-- Start EXERCISE INPUTS --
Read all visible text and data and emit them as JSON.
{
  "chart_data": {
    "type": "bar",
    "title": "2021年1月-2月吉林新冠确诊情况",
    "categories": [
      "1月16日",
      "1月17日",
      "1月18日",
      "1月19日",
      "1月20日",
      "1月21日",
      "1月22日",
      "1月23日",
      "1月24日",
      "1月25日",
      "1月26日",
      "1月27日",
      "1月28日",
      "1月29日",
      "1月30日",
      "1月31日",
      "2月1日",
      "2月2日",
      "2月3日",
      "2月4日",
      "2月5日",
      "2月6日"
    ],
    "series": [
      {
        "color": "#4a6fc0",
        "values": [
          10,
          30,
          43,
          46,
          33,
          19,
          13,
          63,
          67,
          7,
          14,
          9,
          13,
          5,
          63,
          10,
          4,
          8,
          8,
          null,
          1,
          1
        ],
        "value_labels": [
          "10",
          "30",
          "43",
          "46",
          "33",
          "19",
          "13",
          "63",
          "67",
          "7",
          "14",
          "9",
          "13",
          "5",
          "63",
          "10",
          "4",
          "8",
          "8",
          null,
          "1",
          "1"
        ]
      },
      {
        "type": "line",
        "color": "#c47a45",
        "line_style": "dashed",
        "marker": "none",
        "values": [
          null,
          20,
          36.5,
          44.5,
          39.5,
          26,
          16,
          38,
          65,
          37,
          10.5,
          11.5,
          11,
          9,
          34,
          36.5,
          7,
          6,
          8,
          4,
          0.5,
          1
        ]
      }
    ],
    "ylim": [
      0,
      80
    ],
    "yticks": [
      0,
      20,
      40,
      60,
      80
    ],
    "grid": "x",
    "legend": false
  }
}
-- End EXERCISE INPUTS --
• **WHAT TO PRODUCE**:
Repeat each of the entries above precisely as given.

• **RESPONSE**:
Read all visible text and data and emit them as JSON.
{
  "chart_data": {
    "type": "bar",
    "title": "2021年1月-2月吉林新冠确诊情况",
    "categories": [
      "1月16日",
      "1月17日",
      "1月18日",
      "1月19日",
      "1月20日",
      "1月21日",
      "1月22日",
      "1月23日",
      "1月24日",
      "1月25日",
      "1月26日",
      "1月27日",
      "1月28日",
      "1月29日",
      "1月30日",
      "1月31日",
      "2月1日",
      "2月2日",
      "2月3日",
      "2月4日",
      "2月5日",
      "2月6日"
    ],
    "series": [
      {
        "color": "#4a6fc0",
        "values": [
          10,
          30,
          43,
          46,
          33,
          19,
          13,
          63,
          67,
          7,
          14,
          9,
          13,
          5,
          63,
          10,
          4,
          8,
          8,
          null,
          1,
          1
        ],
        "value_labels": [
          "10",
          "30",
          "43",
          "46",
          "33",
          "19",
          "13",
          "63",
          "67",
          "7",
          "14",
          "9",
          "13",
          "5",
          "63",
          "10",
          "4",
          "8",
          "8",
          null,
          "1",
          "1"
        ]
      },
      {
        "type": "line",
        "color": "#c47a45",
        "line_style": "dashed",
        "marker": "none",
        "values": [
          null,
          20,
          36.5,
          44.5,
          39.5,
          26,
          16,
          38,
          65,
          37,
          10.5,
          11.5,
          11,
          9,
          34,
          36.5,
          7,
          6,
          8,
          4,
          0.5,
          1
        ]
      }
    ],
    "ylim": [
      0,
      80
    ],
    "yticks": [
      0,
      20,
      40,
      60,
      80
    ],
    "grid": "x",
    "legend": false
  }
}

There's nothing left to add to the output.